#### Required work
State how many lines in the records hold the word "system", giving the number and no other text.
*** Dataset records
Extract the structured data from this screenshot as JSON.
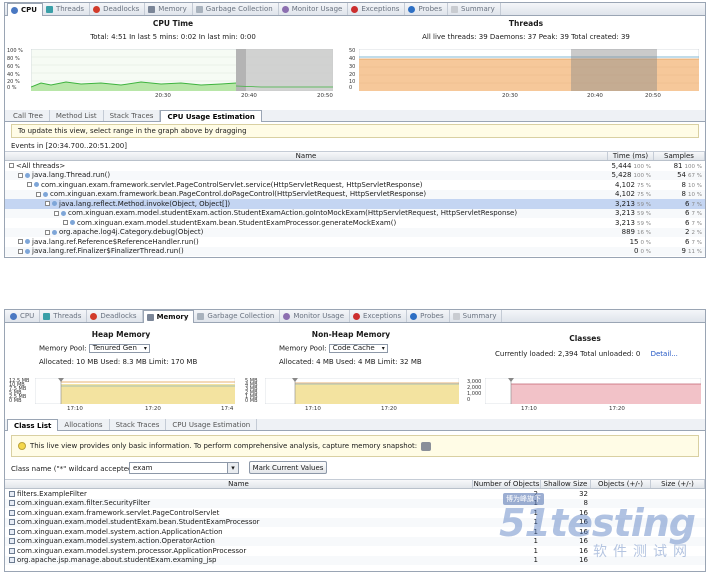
{
  "colors": {
    "accent": "#4a78c2",
    "cpu_line": "#3fb33f",
    "threads_fill": "#f6c89a",
    "selection": "#c4d5f2",
    "heap_fill": "#f3e3a0",
    "nonheap_fill": "#f3e3a0",
    "classes_fill": "#f2c2c8"
  },
  "tabs": [
    {
      "label": "CPU",
      "icon": "cpu-icon"
    },
    {
      "label": "Threads",
      "icon": "threads-icon"
    },
    {
      "label": "Deadlocks",
      "icon": "deadlocks-icon"
    },
    {
      "label": "Memory",
      "icon": "memory-icon"
    },
    {
      "label": "Garbage Collection",
      "icon": "gc-icon"
    },
    {
      "label": "Monitor Usage",
      "icon": "monitor-icon"
    },
    {
      "label": "Exceptions",
      "icon": "exceptions-icon"
    },
    {
      "label": "Probes",
      "icon": "probes-icon"
    },
    {
      "label": "Summary",
      "icon": "summary-icon"
    }
  ],
  "cpu": {
    "title": "CPU Time",
    "stats": "Total: 4:51   In last 5 mins: 0:02   In last min: 0:00",
    "y_ticks": [
      "100 %",
      "80 %",
      "60 %",
      "40 %",
      "20 %",
      "0 %"
    ],
    "x_ticks": [
      "20:30",
      "20:40",
      "20:50"
    ],
    "chart_data": {
      "type": "area",
      "x": [
        "20:30",
        "20:40",
        "20:50"
      ],
      "ylim": [
        0,
        100
      ]
    }
  },
  "threads": {
    "title": "Threads",
    "stats": "All live threads: 39   Daemons: 37   Peak: 39   Total created: 39",
    "y_ticks": [
      "50",
      "40",
      "30",
      "20",
      "10",
      "0"
    ],
    "x_ticks": [
      "20:30",
      "20:40",
      "20:50"
    ],
    "chart_data": {
      "type": "area",
      "x": [
        "20:30",
        "20:40",
        "20:50"
      ],
      "ylim": [
        0,
        50
      ]
    }
  },
  "cpu_subtabs": [
    "Call Tree",
    "Method List",
    "Stack Traces",
    "CPU Usage Estimation"
  ],
  "cpu_info": "To update this view, select range in the graph above by dragging",
  "events_label": "Events in [20:34.700..20:51.200]",
  "cpu_table": {
    "headers": [
      "Name",
      "Time (ms)",
      "Samples"
    ],
    "rows": [
      {
        "name": "<All threads>",
        "time": "5,444",
        "tpct": "100 %",
        "samples": "81",
        "spct": "100 %",
        "level": 0,
        "sel": false
      },
      {
        "name": "java.lang.Thread.run()",
        "time": "5,428",
        "tpct": "100 %",
        "samples": "54",
        "spct": "67 %",
        "level": 1,
        "sel": false
      },
      {
        "name": "com.xinguan.exam.framework.servlet.PageControlServlet.service(HttpServletRequest, HttpServletResponse)",
        "time": "4,102",
        "tpct": "75 %",
        "samples": "8",
        "spct": "10 %",
        "level": 2,
        "sel": false
      },
      {
        "name": "com.xinguan.exam.framework.bean.PageControl.doPageControl(HttpServletRequest, HttpServletResponse)",
        "time": "4,102",
        "tpct": "75 %",
        "samples": "8",
        "spct": "10 %",
        "level": 3,
        "sel": false
      },
      {
        "name": "java.lang.reflect.Method.invoke(Object, Object[])",
        "time": "3,213",
        "tpct": "59 %",
        "samples": "6",
        "spct": "7 %",
        "level": 4,
        "sel": true
      },
      {
        "name": "com.xinguan.exam.model.studentExam.action.StudentExamAction.goIntoMockExam(HttpServletRequest, HttpServletResponse)",
        "time": "3,213",
        "tpct": "59 %",
        "samples": "6",
        "spct": "7 %",
        "level": 5,
        "sel": false
      },
      {
        "name": "com.xinguan.exam.model.studentExam.bean.StudentExamProcessor.generateMockExam()",
        "time": "3,213",
        "tpct": "59 %",
        "samples": "6",
        "spct": "7 %",
        "level": 6,
        "sel": false
      },
      {
        "name": "org.apache.log4j.Category.debug(Object)",
        "time": "889",
        "tpct": "16 %",
        "samples": "2",
        "spct": "2 %",
        "level": 4,
        "sel": false
      },
      {
        "name": "java.lang.ref.Reference$ReferenceHandler.run()",
        "time": "15",
        "tpct": "0 %",
        "samples": "6",
        "spct": "7 %",
        "level": 1,
        "sel": false
      },
      {
        "name": "java.lang.ref.Finalizer$FinalizerThread.run()",
        "time": "0",
        "tpct": "0 %",
        "samples": "9",
        "spct": "11 %",
        "level": 1,
        "sel": false
      }
    ]
  },
  "heap": {
    "title": "Heap Memory",
    "pool_label": "Memory Pool:",
    "pool_value": "Tenured Gen",
    "stats": "Allocated:  10 MB   Used:  8.3 MB   Limit:  170 MB",
    "y_ticks": [
      "12.5 MB",
      "10 MB",
      "7.5 MB",
      "5 MB",
      "2.5 MB",
      "0 MB"
    ],
    "x_ticks": [
      "17:10",
      "17:20",
      "17:4"
    ]
  },
  "nonheap": {
    "title": "Non-Heap Memory",
    "pool_label": "Memory Pool:",
    "pool_value": "Code Cache",
    "stats": "Allocated:  4 MB   Used:  4 MB   Limit:  32 MB",
    "y_ticks": [
      "5 MB",
      "4 MB",
      "3 MB",
      "2 MB",
      "1 MB",
      "0 MB"
    ],
    "x_ticks": [
      "17:10",
      "17:20"
    ]
  },
  "classes": {
    "title": "Classes",
    "stats": "Currently loaded:  2,394    Total unloaded:  0",
    "details": "Detail...",
    "y_ticks": [
      "3,000",
      "2,000",
      "1,000",
      "0"
    ],
    "x_ticks": [
      "17:10",
      "17:20"
    ]
  },
  "mem_subtabs": [
    "Class List",
    "Allocations",
    "Stack Traces",
    "CPU Usage Estimation"
  ],
  "mem_info": "This live view provides only basic information. To perform comprehensive analysis, capture memory snapshot:",
  "filter": {
    "label": "Class name (\"*\" wildcard accepted):",
    "value": "exam",
    "button": "Mark Current Values"
  },
  "class_table": {
    "headers": [
      "Name",
      "Number of Objects",
      "Shallow Size",
      "Objects (+/-)",
      "Size (+/-)"
    ],
    "rows": [
      {
        "name": "filters.ExampleFilter",
        "objects": "2",
        "size": "32"
      },
      {
        "name": "com.xinguan.exam.filter.SecurityFilter",
        "objects": "1",
        "size": "8"
      },
      {
        "name": "com.xinguan.exam.framework.servlet.PageControlServlet",
        "objects": "1",
        "size": "16"
      },
      {
        "name": "com.xinguan.exam.model.studentExam.bean.StudentExamProcessor",
        "objects": "1",
        "size": "16"
      },
      {
        "name": "com.xinguan.exam.model.system.action.ApplicationAction",
        "objects": "1",
        "size": "16"
      },
      {
        "name": "com.xinguan.exam.model.system.action.OperatorAction",
        "objects": "1",
        "size": "16"
      },
      {
        "name": "com.xinguan.exam.model.system.processor.ApplicationProcessor",
        "objects": "1",
        "size": "16"
      },
      {
        "name": "org.apache.jsp.manage.about.studentExam.examing_jsp",
        "objects": "1",
        "size": "16"
      }
    ]
  },
  "watermark": {
    "brand": "51testing",
    "cn": "软件测试网",
    "badge": "博为峰旗下"
  }
}
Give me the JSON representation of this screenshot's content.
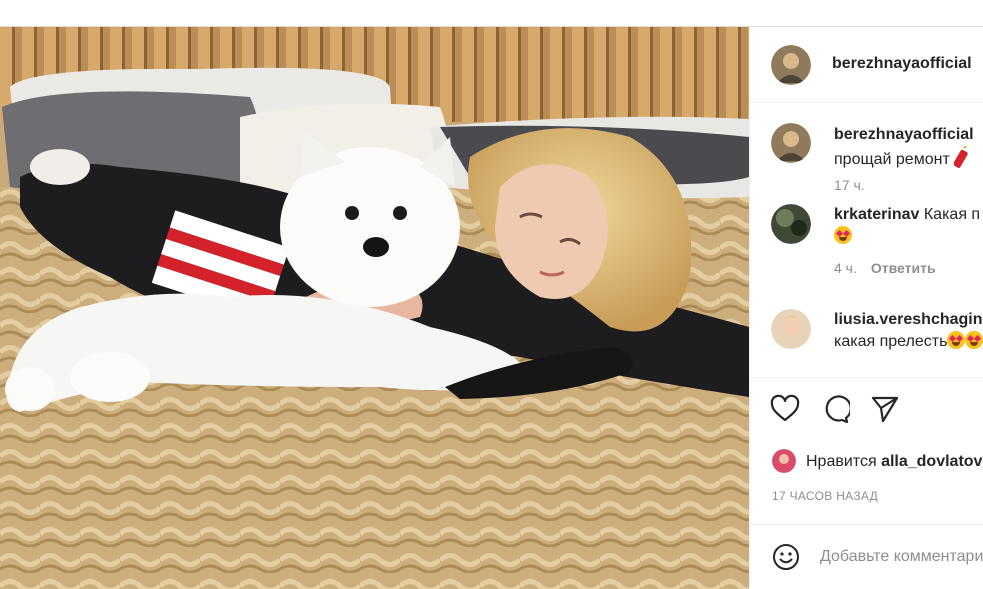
{
  "post": {
    "author": "berezhnayaofficial",
    "image_description": "Blonde woman lying on a bed with a fluffy white samoyed puppy"
  },
  "comments": [
    {
      "user": "berezhnayaofficial",
      "text": "прощай ремонт",
      "emoji": "firecracker",
      "time": "17 ч.",
      "reply": ""
    },
    {
      "user": "krkaterinav",
      "text": "Какая п",
      "emoji": "star-struck",
      "time": "4 ч.",
      "reply": "Ответить"
    },
    {
      "user": "liusia.vereshchagina",
      "text": "какая прелесть",
      "emoji": "star-struck",
      "time": "",
      "reply": ""
    }
  ],
  "actions": {
    "like_icon": "heart-icon",
    "comment_icon": "comment-icon",
    "share_icon": "send-icon"
  },
  "likes": {
    "prefix": "Нравится",
    "user": "alla_dovlatov"
  },
  "timestamp": "17 ЧАСОВ НАЗАД",
  "add_comment": {
    "placeholder": "Добавьте комментарий..."
  },
  "colors": {
    "text": "#262626",
    "muted": "#8e8e8e",
    "divider": "#efefef"
  }
}
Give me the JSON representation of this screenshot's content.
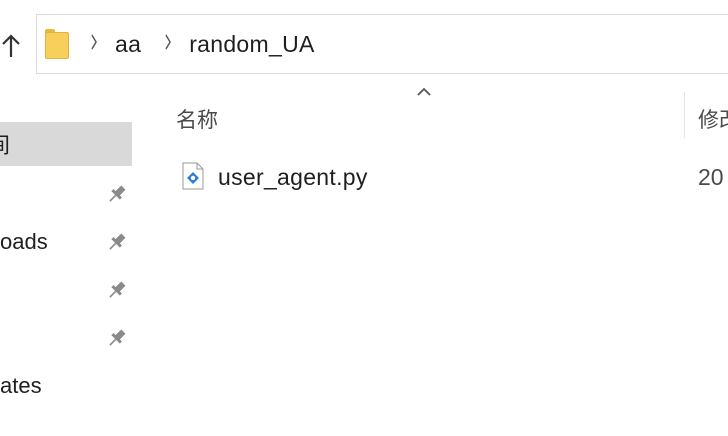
{
  "address_bar": {
    "breadcrumbs": [
      "aa",
      "random_UA"
    ],
    "separator_icon": "chevron-right-icon",
    "folder_icon": "folder-icon",
    "folder_color": "#f7cf5b"
  },
  "nav": {
    "up_icon": "up-arrow-icon",
    "items": [
      {
        "label": "",
        "selected": true,
        "pinned": false
      },
      {
        "label": "",
        "selected": false,
        "pinned": true
      },
      {
        "label": "oads",
        "selected": false,
        "pinned": true
      },
      {
        "label": "",
        "selected": false,
        "pinned": true
      },
      {
        "label": "",
        "selected": false,
        "pinned": true
      },
      {
        "label": "ates",
        "selected": false,
        "pinned": false
      }
    ],
    "selected_glyph": "间",
    "selected_bg": "#d9d9d9",
    "pin_icon": "pin-icon"
  },
  "columns": {
    "name_header": "名称",
    "date_header": "修改",
    "sort_icon": "sort-ascending-icon"
  },
  "files": [
    {
      "name": "user_agent.py",
      "date": "20",
      "icon": "python-file-icon"
    }
  ]
}
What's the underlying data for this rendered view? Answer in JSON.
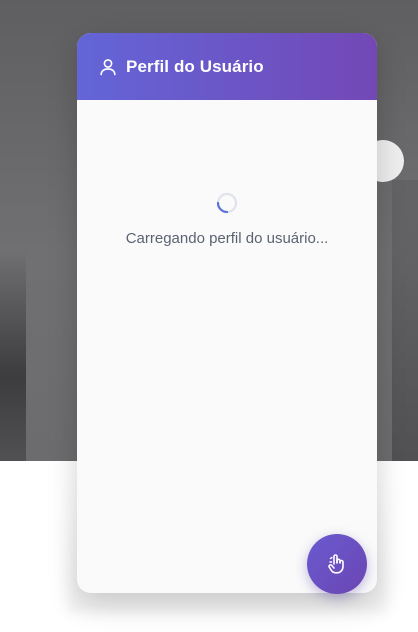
******
#### Written solution
3